_Provided records_.
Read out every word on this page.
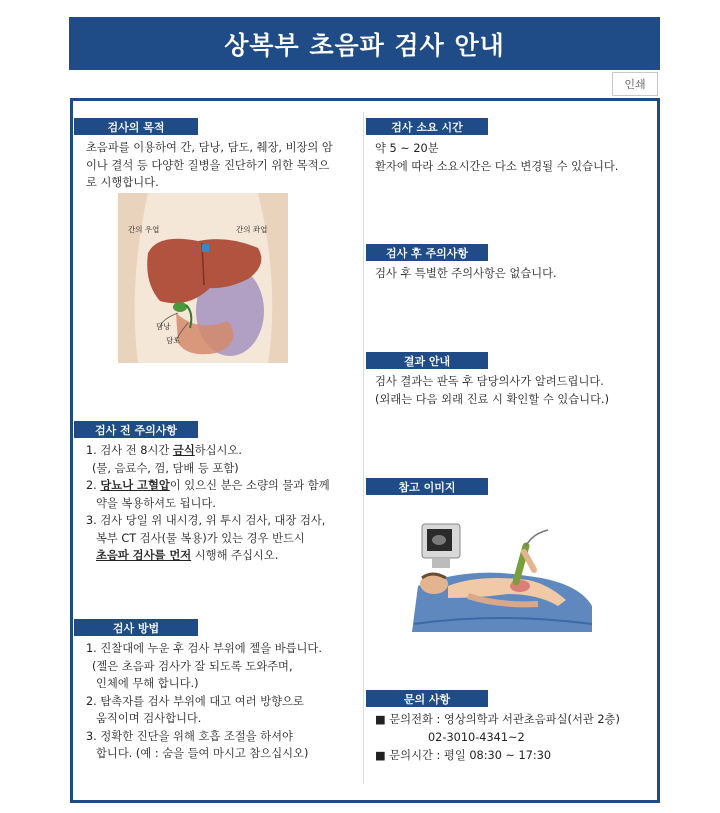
상복부 초음파 검사 안내
인쇄
검사의 목적

초음파를 이용하여 간, 담낭, 담도, 췌장, 비장의 암

이나 결석 등 다양한 질병을 진단하기 위한 목적으

로 시행합니다.

간의 우엽	간의 좌엽
담낭
담도
검사 전 주의사항
1. 검사 전 8시간 금식하십시오.
(물, 음료수, 껌, 담배 등 포함)
2. 당뇨나 고혈압이 있으신 분은 소량의 물과 함께
약을 복용하셔도 됩니다.
3. 검사 당일 위 내시경, 위 투시 검사, 대장 검사,
복부 CT 검사(물 복용)가 있는 경우 반드시
초음파 검사를 먼저 시행해 주십시오.
검사 방법
1. 진찰대에 누운 후 검사 부위에 젤을 바릅니다.
(젤은 초음파 검사가 잘 되도록 도와주며,
인체에 무해 합니다.)
2. 탐촉자를 검사 부위에 대고 여러 방향으로
움직이며 검사합니다.
3. 정확한 진단을 위해 호흡 조절을 하셔야
합니다. (예 : 숨을 들여 마시고 참으십시오)
검사 소요 시간

약 5 ~ 20분

환자에 따라 소요시간은 다소 변경될 수 있습니다.

검사 후 주의사항

검사 후 특별한 주의사항은 없습니다.

결과 안내

검사 결과는 판독 후 담당의사가 알려드립니다.

(외래는 다음 외래 진료 시 확인할 수 있습니다.)

참고 이미지
문의 사항

■ 문의전화 : 영상의학과 서관초음파실(서관 2층)

02-3010-4341~2

■ 문의시간 : 평일 08:30 ~ 17:30
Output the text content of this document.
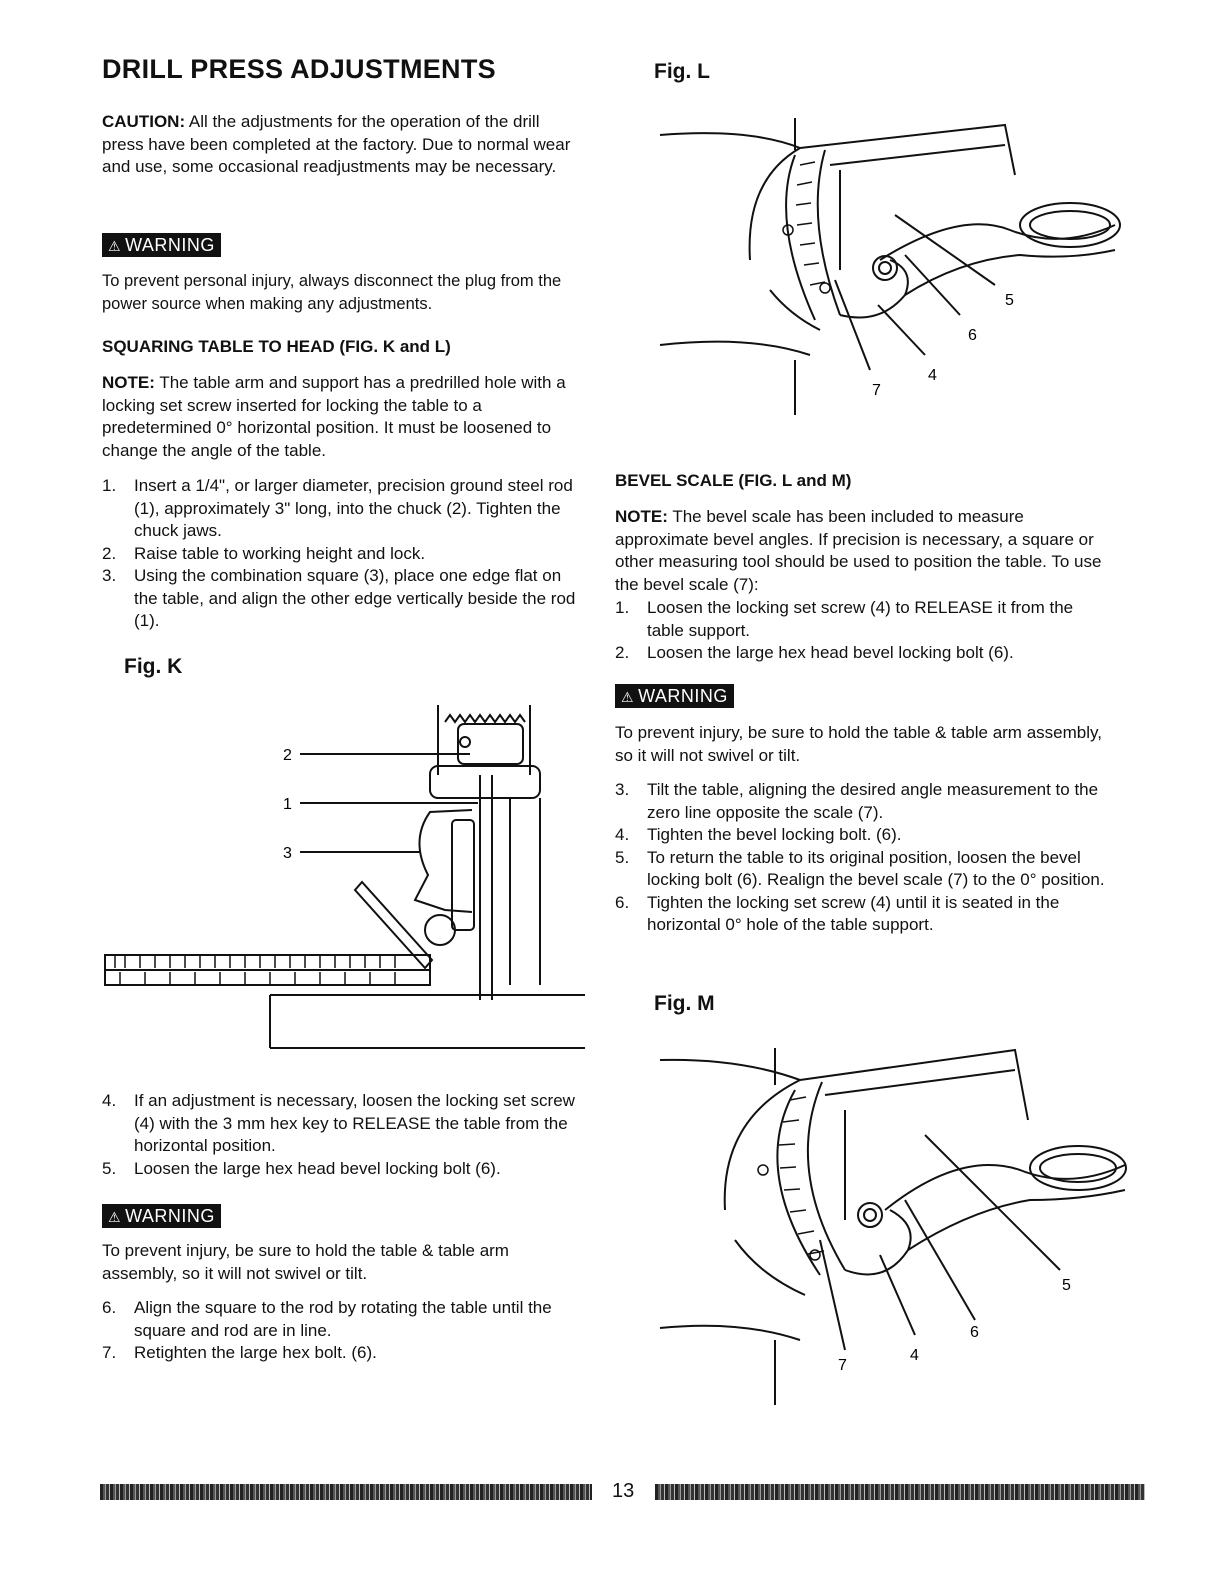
DRILL PRESS ADJUSTMENTS
CAUTION: All the adjustments for the operation of the drill press have been completed at the factory. Due to normal wear and use, some occasional readjustments may be necessary.
⚠ WARNING
To prevent personal injury, always disconnect the plug from the power source when making any adjustments.
SQUARING TABLE TO HEAD (FIG. K and L)
NOTE: The table arm and support has a predrilled hole with a locking set screw inserted for locking the table to a predetermined 0° horizontal position. It must be loosened to change the angle of the table.
1. Insert a 1/4", or larger diameter, precision ground steel rod (1), approximately 3" long, into the chuck (2). Tighten the chuck jaws.
2. Raise table to working height and lock.
3. Using the combination square (3), place one edge flat on the table, and align the other edge vertically beside the rod (1).
Fig. K
2
1
3
4. If an adjustment is necessary, loosen the locking set screw (4) with the 3 mm hex key to RELEASE the table from the horizontal position.
5. Loosen the large hex head bevel locking bolt (6).
⚠ WARNING
To prevent injury, be sure to hold the table & table arm assembly, so it will not swivel or tilt.
6. Align the square to the rod by rotating the table until the square and rod are in line.
7. Retighten the large hex bolt. (6).
Fig. L
5
6
4
7
BEVEL SCALE (FIG. L and M)
NOTE: The bevel scale has been included to measure approximate bevel angles. If precision is necessary, a square or other measuring tool should be used to position the table. To use the bevel scale (7):
1. Loosen the locking set screw (4) to RELEASE it from the table support.
2. Loosen the large hex head bevel locking bolt (6).
⚠ WARNING
To prevent injury, be sure to hold the table & table arm assembly, so it will not swivel or tilt.
3. Tilt the table, aligning the desired angle measurement to the zero line opposite the scale (7).
4. Tighten the bevel locking bolt. (6).
5. To return the table to its original position, loosen the bevel locking bolt (6). Realign the bevel scale (7) to the 0° position.
6. Tighten the locking set screw (4) until it is seated in the horizontal 0° hole of the table support.
Fig. M
5
6
4
7
13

_Given exercise_.
Reproduce every record above exactly, omitting the pictures.

_Task answer_.
Read out every word on this page.
상복부 초음파 검사 안내
인쇄
검사의 목적

초음파를 이용하여 간, 담낭, 담도, 췌장, 비장의 암

이나 결석 등 다양한 질병을 진단하기 위한 목적으

로 시행합니다.

간의 우엽	간의 좌엽
담낭
담도
검사 전 주의사항
1. 검사 전 8시간 금식하십시오.
(물, 음료수, 껌, 담배 등 포함)
2. 당뇨나 고혈압이 있으신 분은 소량의 물과 함께
약을 복용하셔도 됩니다.
3. 검사 당일 위 내시경, 위 투시 검사, 대장 검사,
복부 CT 검사(물 복용)가 있는 경우 반드시
초음파 검사를 먼저 시행해 주십시오.
검사 방법
1. 진찰대에 누운 후 검사 부위에 젤을 바릅니다.
(젤은 초음파 검사가 잘 되도록 도와주며,
인체에 무해 합니다.)
2. 탐촉자를 검사 부위에 대고 여러 방향으로
움직이며 검사합니다.
3. 정확한 진단을 위해 호흡 조절을 하셔야
합니다. (예 : 숨을 들여 마시고 참으십시오)
검사 소요 시간

약 5 ~ 20분

환자에 따라 소요시간은 다소 변경될 수 있습니다.

검사 후 주의사항

검사 후 특별한 주의사항은 없습니다.

결과 안내

검사 결과는 판독 후 담당의사가 알려드립니다.

(외래는 다음 외래 진료 시 확인할 수 있습니다.)

참고 이미지
문의 사항

■ 문의전화 : 영상의학과 서관초음파실(서관 2층)

02-3010-4341~2

■ 문의시간 : 평일 08:30 ~ 17:30
Output the text content of this document.
DRILL PRESS ADJUSTMENTS
CAUTION: All the adjustments for the operation of the drill press have been completed at the factory. Due to normal wear and use, some occasional readjustments may be necessary.
⚠ WARNING
To prevent personal injury, always disconnect the plug from the power source when making any adjustments.
SQUARING TABLE TO HEAD (FIG. K and L)
NOTE: The table arm and support has a predrilled hole with a locking set screw inserted for locking the table to a predetermined 0° horizontal position. It must be loosened to change the angle of the table.
1. Insert a 1/4", or larger diameter, precision ground steel rod (1), approximately 3" long, into the chuck (2). Tighten the chuck jaws.
2. Raise table to working height and lock.
3. Using the combination square (3), place one edge flat on the table, and align the other edge vertically beside the rod (1).
Fig. K
2
1
3
4. If an adjustment is necessary, loosen the locking set screw (4) with the 3 mm hex key to RELEASE the table from the horizontal position.
5. Loosen the large hex head bevel locking bolt (6).
⚠ WARNING
To prevent injury, be sure to hold the table & table arm assembly, so it will not swivel or tilt.
6. Align the square to the rod by rotating the table until the square and rod are in line.
7. Retighten the large hex bolt. (6).
Fig. L
5
6
4
7
BEVEL SCALE (FIG. L and M)
NOTE: The bevel scale has been included to measure approximate bevel angles. If precision is necessary, a square or other measuring tool should be used to position the table. To use the bevel scale (7):
1. Loosen the locking set screw (4) to RELEASE it from the table support.
2. Loosen the large hex head bevel locking bolt (6).
⚠ WARNING
To prevent injury, be sure to hold the table & table arm assembly, so it will not swivel or tilt.
3. Tilt the table, aligning the desired angle measurement to the zero line opposite the scale (7).
4. Tighten the bevel locking bolt. (6).
5. To return the table to its original position, loosen the bevel locking bolt (6). Realign the bevel scale (7) to the 0° position.
6. Tighten the locking set screw (4) until it is seated in the horizontal 0° hole of the table support.
Fig. M
5
6
4
7
13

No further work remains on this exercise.